## Working data
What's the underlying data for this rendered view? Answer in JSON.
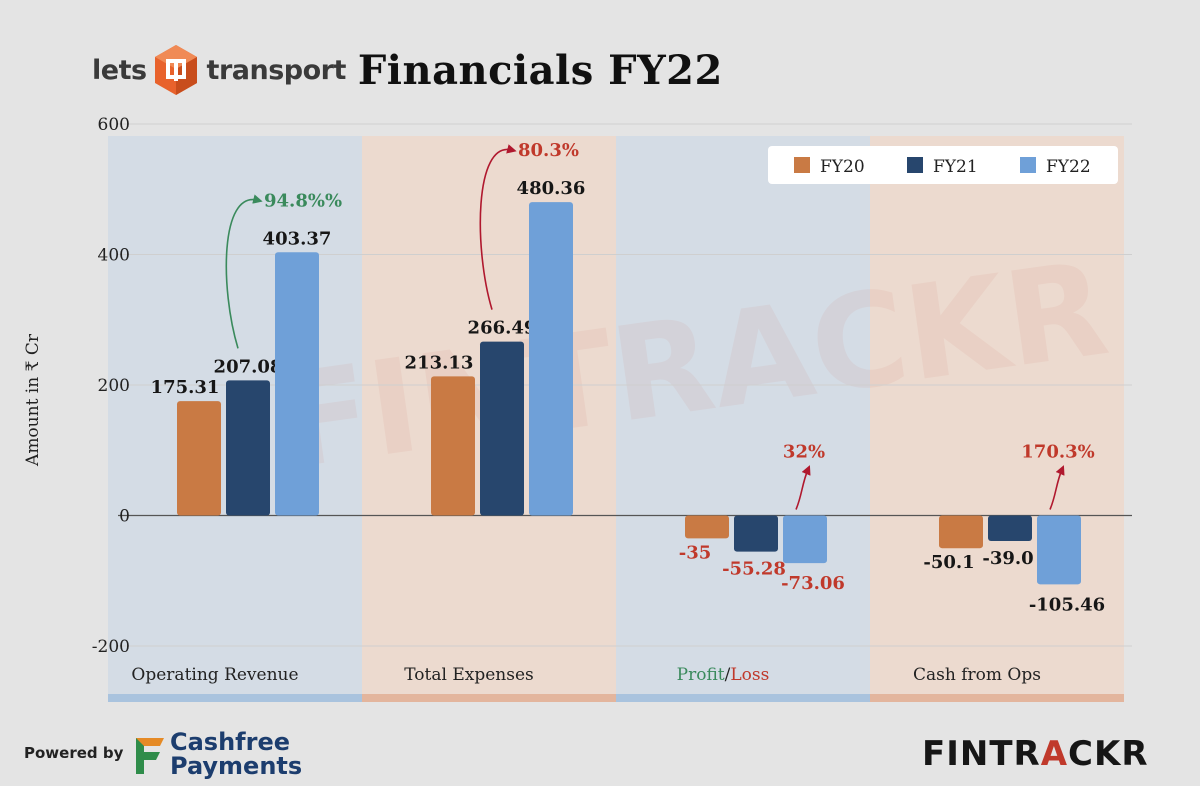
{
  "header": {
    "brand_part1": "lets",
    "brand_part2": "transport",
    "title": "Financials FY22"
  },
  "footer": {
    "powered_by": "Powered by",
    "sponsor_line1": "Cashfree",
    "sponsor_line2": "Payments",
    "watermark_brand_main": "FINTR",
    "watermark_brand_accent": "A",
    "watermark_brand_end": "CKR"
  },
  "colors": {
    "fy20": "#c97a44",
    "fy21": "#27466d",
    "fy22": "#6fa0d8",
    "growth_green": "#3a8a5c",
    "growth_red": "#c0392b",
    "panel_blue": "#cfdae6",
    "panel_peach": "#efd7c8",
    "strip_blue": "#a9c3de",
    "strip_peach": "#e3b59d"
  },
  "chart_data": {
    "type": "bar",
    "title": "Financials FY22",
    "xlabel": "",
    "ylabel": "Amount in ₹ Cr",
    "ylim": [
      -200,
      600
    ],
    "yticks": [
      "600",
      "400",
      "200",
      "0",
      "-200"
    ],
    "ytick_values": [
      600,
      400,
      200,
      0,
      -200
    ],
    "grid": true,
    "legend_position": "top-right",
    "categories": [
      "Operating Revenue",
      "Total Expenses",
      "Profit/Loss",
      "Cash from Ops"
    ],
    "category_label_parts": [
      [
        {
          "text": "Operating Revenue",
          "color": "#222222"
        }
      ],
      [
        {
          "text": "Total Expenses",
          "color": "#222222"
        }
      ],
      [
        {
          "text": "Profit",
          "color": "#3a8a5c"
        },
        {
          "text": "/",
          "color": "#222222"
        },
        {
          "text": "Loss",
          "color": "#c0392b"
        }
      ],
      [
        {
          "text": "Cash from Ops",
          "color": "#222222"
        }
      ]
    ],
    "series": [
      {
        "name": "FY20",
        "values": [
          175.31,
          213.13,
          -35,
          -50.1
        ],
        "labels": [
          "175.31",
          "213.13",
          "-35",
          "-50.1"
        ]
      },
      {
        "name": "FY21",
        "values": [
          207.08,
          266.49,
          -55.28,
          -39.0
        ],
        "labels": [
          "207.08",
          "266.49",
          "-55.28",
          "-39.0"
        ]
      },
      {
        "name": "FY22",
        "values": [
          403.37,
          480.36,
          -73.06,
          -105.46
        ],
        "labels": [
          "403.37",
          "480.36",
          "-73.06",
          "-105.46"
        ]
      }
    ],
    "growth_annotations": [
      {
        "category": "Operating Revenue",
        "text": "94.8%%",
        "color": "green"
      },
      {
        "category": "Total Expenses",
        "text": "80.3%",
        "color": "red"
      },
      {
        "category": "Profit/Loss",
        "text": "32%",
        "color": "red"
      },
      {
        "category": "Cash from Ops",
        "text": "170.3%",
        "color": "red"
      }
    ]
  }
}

## Exercise instructions
Except for the pictures, copy every line of the records above exactly.

## Response below
What's the underlying data for this rendered view? Answer in JSON.
{
  "header": {
    "brand_part1": "lets",
    "brand_part2": "transport",
    "title": "Financials FY22"
  },
  "footer": {
    "powered_by": "Powered by",
    "sponsor_line1": "Cashfree",
    "sponsor_line2": "Payments",
    "watermark_brand_main": "FINTR",
    "watermark_brand_accent": "A",
    "watermark_brand_end": "CKR"
  },
  "colors": {
    "fy20": "#c97a44",
    "fy21": "#27466d",
    "fy22": "#6fa0d8",
    "growth_green": "#3a8a5c",
    "growth_red": "#c0392b",
    "panel_blue": "#cfdae6",
    "panel_peach": "#efd7c8",
    "strip_blue": "#a9c3de",
    "strip_peach": "#e3b59d"
  },
  "chart_data": {
    "type": "bar",
    "title": "Financials FY22",
    "xlabel": "",
    "ylabel": "Amount in ₹ Cr",
    "ylim": [
      -200,
      600
    ],
    "yticks": [
      "600",
      "400",
      "200",
      "0",
      "-200"
    ],
    "ytick_values": [
      600,
      400,
      200,
      0,
      -200
    ],
    "grid": true,
    "legend_position": "top-right",
    "categories": [
      "Operating Revenue",
      "Total Expenses",
      "Profit/Loss",
      "Cash from Ops"
    ],
    "category_label_parts": [
      [
        {
          "text": "Operating Revenue",
          "color": "#222222"
        }
      ],
      [
        {
          "text": "Total Expenses",
          "color": "#222222"
        }
      ],
      [
        {
          "text": "Profit",
          "color": "#3a8a5c"
        },
        {
          "text": "/",
          "color": "#222222"
        },
        {
          "text": "Loss",
          "color": "#c0392b"
        }
      ],
      [
        {
          "text": "Cash from Ops",
          "color": "#222222"
        }
      ]
    ],
    "series": [
      {
        "name": "FY20",
        "values": [
          175.31,
          213.13,
          -35,
          -50.1
        ],
        "labels": [
          "175.31",
          "213.13",
          "-35",
          "-50.1"
        ]
      },
      {
        "name": "FY21",
        "values": [
          207.08,
          266.49,
          -55.28,
          -39.0
        ],
        "labels": [
          "207.08",
          "266.49",
          "-55.28",
          "-39.0"
        ]
      },
      {
        "name": "FY22",
        "values": [
          403.37,
          480.36,
          -73.06,
          -105.46
        ],
        "labels": [
          "403.37",
          "480.36",
          "-73.06",
          "-105.46"
        ]
      }
    ],
    "growth_annotations": [
      {
        "category": "Operating Revenue",
        "text": "94.8%%",
        "color": "green"
      },
      {
        "category": "Total Expenses",
        "text": "80.3%",
        "color": "red"
      },
      {
        "category": "Profit/Loss",
        "text": "32%",
        "color": "red"
      },
      {
        "category": "Cash from Ops",
        "text": "170.3%",
        "color": "red"
      }
    ]
  }
}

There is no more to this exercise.